__Problem description__
Each line of the material below that holds the word "JSON" needs to be copied.
------ Task material ------
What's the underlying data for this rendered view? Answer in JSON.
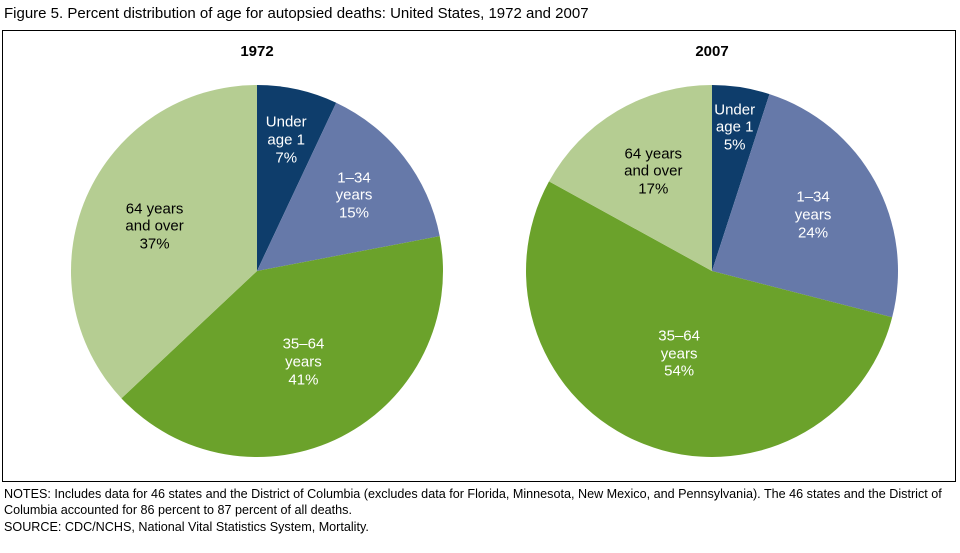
{
  "figure": {
    "title": "Figure 5. Percent distribution of age for autopsied deaths: United States, 1972 and 2007",
    "notes": "NOTES: Includes data for 46 states and the District of Columbia (excludes data for Florida, Minnesota, New Mexico, and Pennsylvania). The 46 states and the District of Columbia accounted for 86 percent to 87 percent of all deaths.",
    "source": "SOURCE: CDC/NCHS, National Vital Statistics System, Mortality."
  },
  "palette": {
    "under_age_1": "#0e3d6b",
    "age_1_34": "#6679a9",
    "age_35_64": "#6ba22b",
    "age_64_over": "#b5cd92"
  },
  "chart_data": [
    {
      "type": "pie",
      "title": "1972",
      "unit": "percent",
      "start_angle_deg": 0,
      "direction": "clockwise",
      "slices": [
        {
          "id": "under-1",
          "label": "Under age 1",
          "value": 7,
          "color": "#0e3d6b",
          "text_color": "#ffffff",
          "label_lines": [
            "Under",
            "age 1",
            "7%"
          ],
          "label_r": 0.72
        },
        {
          "id": "1-34",
          "label": "1–34 years",
          "value": 15,
          "color": "#6679a9",
          "text_color": "#ffffff",
          "label_lines": [
            "1–34",
            "years",
            "15%"
          ],
          "label_r": 0.66
        },
        {
          "id": "35-64",
          "label": "35–64 years",
          "value": 41,
          "color": "#6ba22b",
          "text_color": "#ffffff",
          "label_lines": [
            "35–64",
            "years",
            "41%"
          ],
          "label_r": 0.55
        },
        {
          "id": "64-over",
          "label": "64 years and over",
          "value": 37,
          "color": "#b5cd92",
          "text_color": "#000000",
          "label_lines": [
            "64 years",
            "and over",
            "37%"
          ],
          "label_r": 0.6
        }
      ]
    },
    {
      "type": "pie",
      "title": "2007",
      "unit": "percent",
      "start_angle_deg": 0,
      "direction": "clockwise",
      "slices": [
        {
          "id": "under-1",
          "label": "Under age 1",
          "value": 5,
          "color": "#0e3d6b",
          "text_color": "#ffffff",
          "label_lines": [
            "Under",
            "age 1",
            "5%"
          ],
          "label_r": 0.78
        },
        {
          "id": "1-34",
          "label": "1–34 years",
          "value": 24,
          "color": "#6679a9",
          "text_color": "#ffffff",
          "label_lines": [
            "1–34",
            "years",
            "24%"
          ],
          "label_r": 0.62
        },
        {
          "id": "35-64",
          "label": "35–64 years",
          "value": 54,
          "color": "#6ba22b",
          "text_color": "#ffffff",
          "label_lines": [
            "35–64",
            "years",
            "54%"
          ],
          "label_r": 0.48
        },
        {
          "id": "64-over",
          "label": "64 years and over",
          "value": 17,
          "color": "#b5cd92",
          "text_color": "#000000",
          "label_lines": [
            "64 years",
            "and over",
            "17%"
          ],
          "label_r": 0.62
        }
      ]
    }
  ]
}
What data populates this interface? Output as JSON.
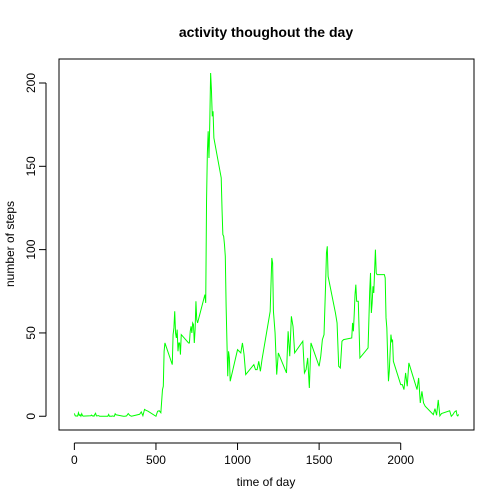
------
__Output__
What's the underlying data for this rendered view? Answer in JSON.
What data populates this interface? Output as JSON.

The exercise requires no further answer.